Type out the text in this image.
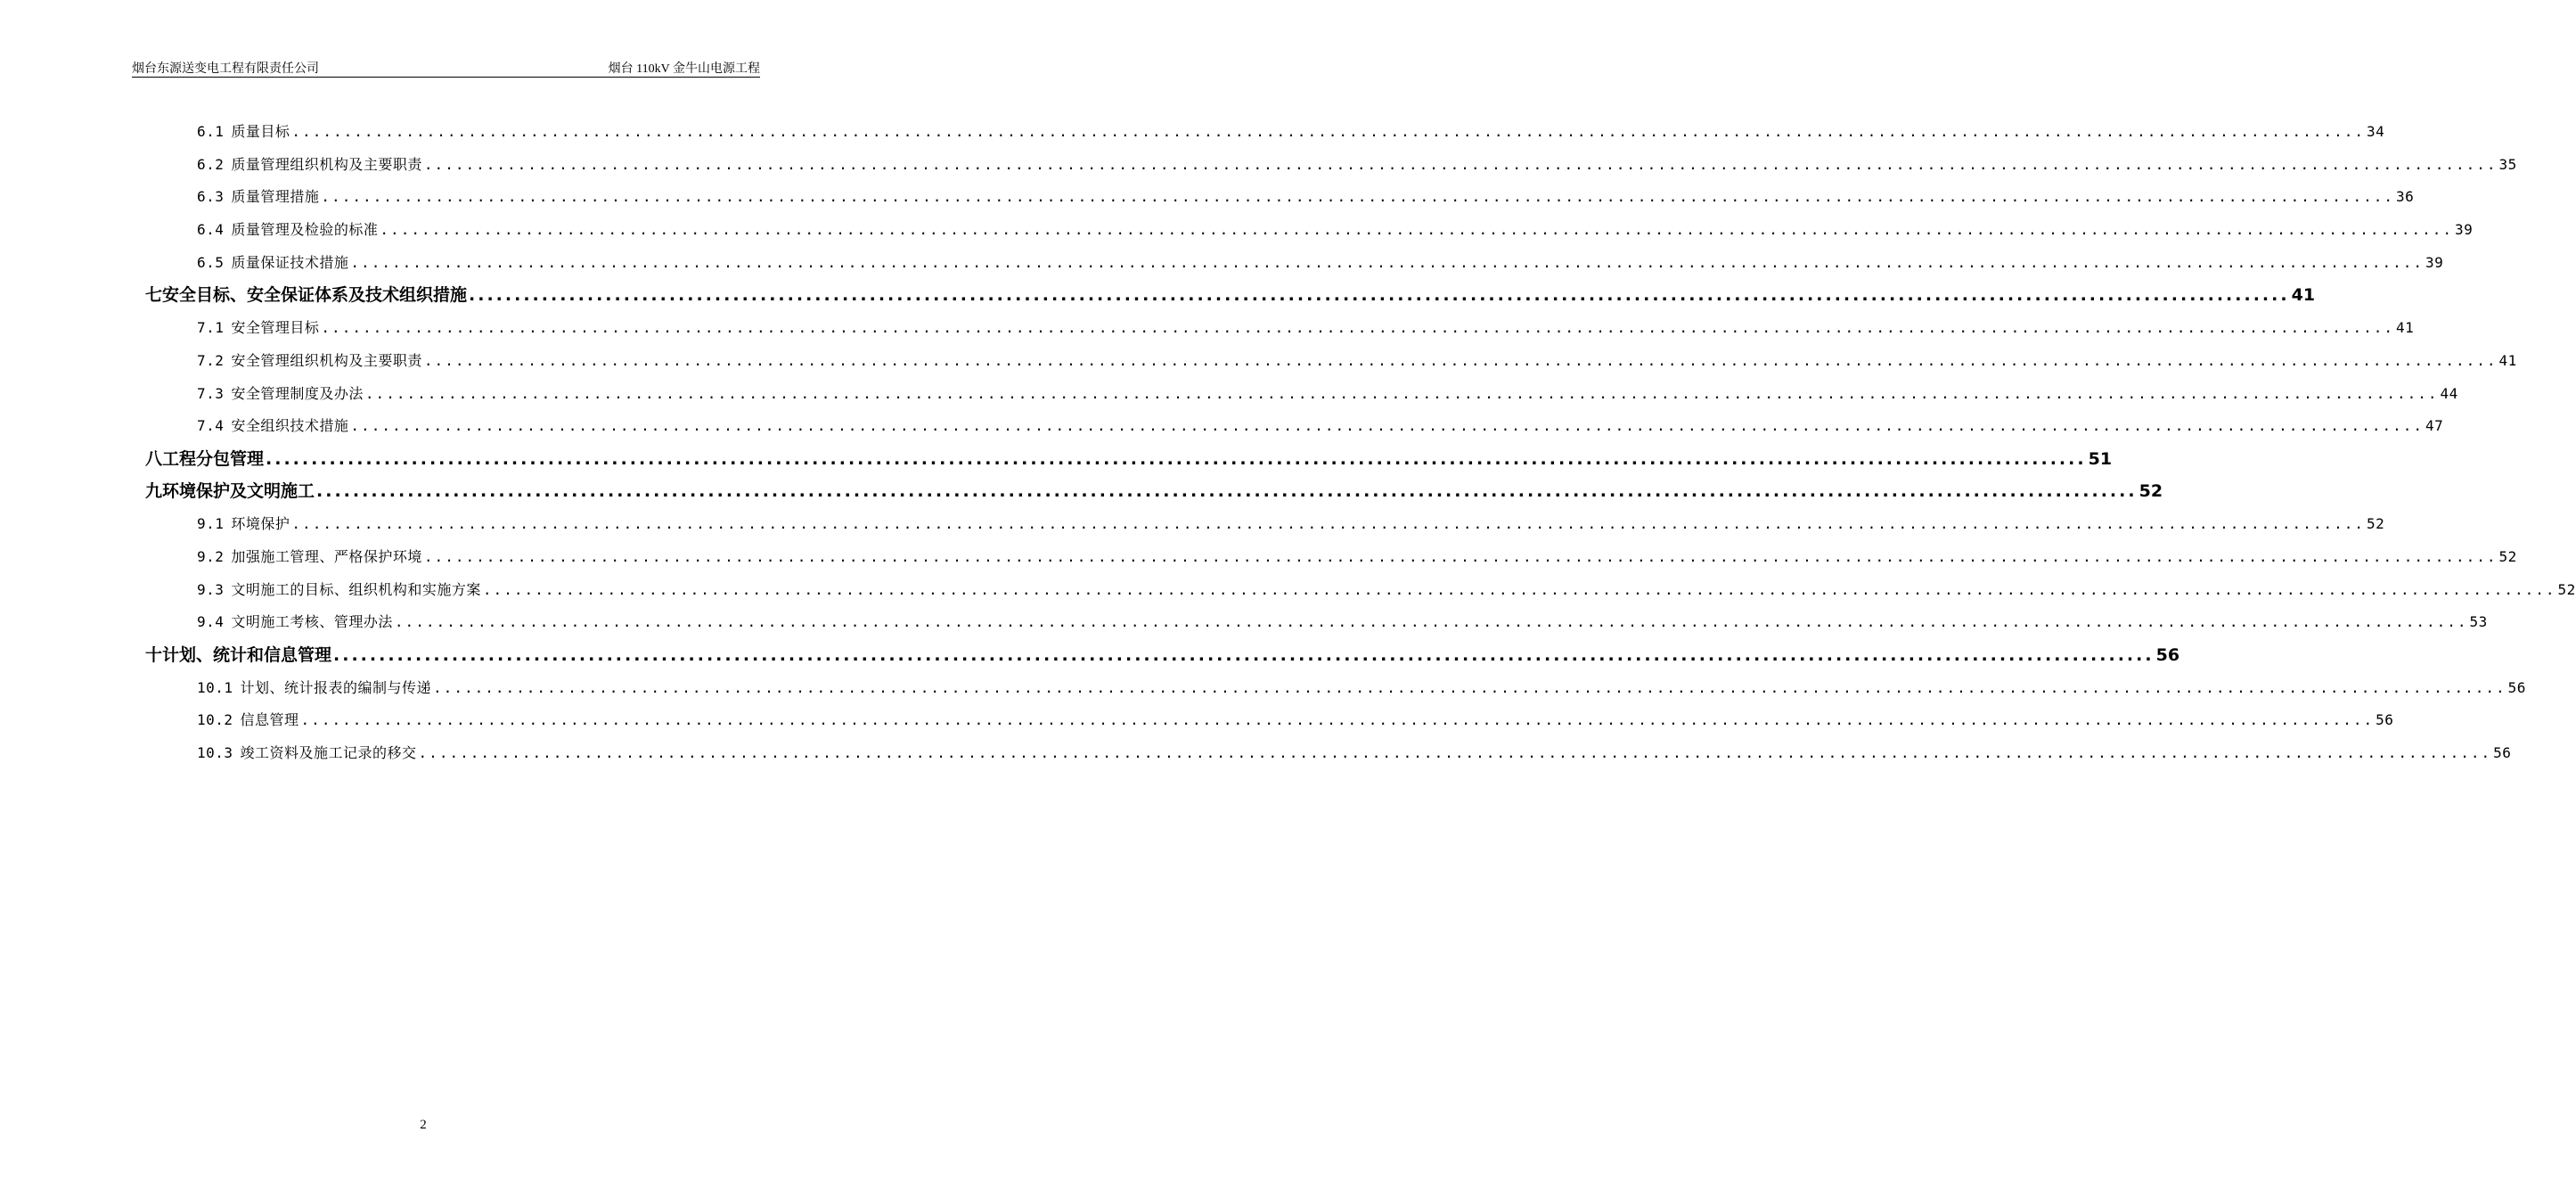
烟台东源送变电工程有限责任公司	烟台 110kV 金牛山电源工程
6.1 质量目标 ........................................................................................................................................................................................................ 34
6.2 质量管理组织机构及主要职责 ........................................................................................................................................................................................................ 35
6.3 质量管理措施 ........................................................................................................................................................................................................ 36
6.4 质量管理及检验的标准 ........................................................................................................................................................................................................ 39
6.5 质量保证技术措施 ........................................................................................................................................................................................................ 39
七 安全目标、安全保证体系及技术组织措施 ........................................................................................................................................................................................................ 41
7.1 安全管理目标 ........................................................................................................................................................................................................ 41
7.2 安全管理组织机构及主要职责 ........................................................................................................................................................................................................ 41
7.3 安全管理制度及办法 ........................................................................................................................................................................................................ 44
7.4 安全组织技术措施 ........................................................................................................................................................................................................ 47
八 工程分包管理 ........................................................................................................................................................................................................ 51
九 环境保护及文明施工 ........................................................................................................................................................................................................ 52
9.1 环境保护 ........................................................................................................................................................................................................ 52
9.2 加强施工管理、严格保护环境 ........................................................................................................................................................................................................ 52
9.3 文明施工的目标、组织机构和实施方案 ........................................................................................................................................................................................................ 52
9.4 文明施工考核、管理办法 ........................................................................................................................................................................................................ 53
十 计划、统计和信息管理 ........................................................................................................................................................................................................ 56
10.1 计划、统计报表的编制与传递 ........................................................................................................................................................................................................ 56
10.2 信息管理 ........................................................................................................................................................................................................ 56
10.3 竣工资料及施工记录的移交 ........................................................................................................................................................................................................ 56
2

■ **What the exercise asks**: Transcribe the preceding listing in its entirety and with exact wording, leaving out pictures.

■ **Full answer**:
Type out the text in this image.
烟台东源送变电工程有限责任公司	烟台 110kV 金牛山电源工程
6.1 质量目标 ........................................................................................................................................................................................................ 34
6.2 质量管理组织机构及主要职责 ........................................................................................................................................................................................................ 35
6.3 质量管理措施 ........................................................................................................................................................................................................ 36
6.4 质量管理及检验的标准 ........................................................................................................................................................................................................ 39
6.5 质量保证技术措施 ........................................................................................................................................................................................................ 39
七 安全目标、安全保证体系及技术组织措施 ........................................................................................................................................................................................................ 41
7.1 安全管理目标 ........................................................................................................................................................................................................ 41
7.2 安全管理组织机构及主要职责 ........................................................................................................................................................................................................ 41
7.3 安全管理制度及办法 ........................................................................................................................................................................................................ 44
7.4 安全组织技术措施 ........................................................................................................................................................................................................ 47
八 工程分包管理 ........................................................................................................................................................................................................ 51
九 环境保护及文明施工 ........................................................................................................................................................................................................ 52
9.1 环境保护 ........................................................................................................................................................................................................ 52
9.2 加强施工管理、严格保护环境 ........................................................................................................................................................................................................ 52
9.3 文明施工的目标、组织机构和实施方案 ........................................................................................................................................................................................................ 52
9.4 文明施工考核、管理办法 ........................................................................................................................................................................................................ 53
十 计划、统计和信息管理 ........................................................................................................................................................................................................ 56
10.1 计划、统计报表的编制与传递 ........................................................................................................................................................................................................ 56
10.2 信息管理 ........................................................................................................................................................................................................ 56
10.3 竣工资料及施工记录的移交 ........................................................................................................................................................................................................ 56
2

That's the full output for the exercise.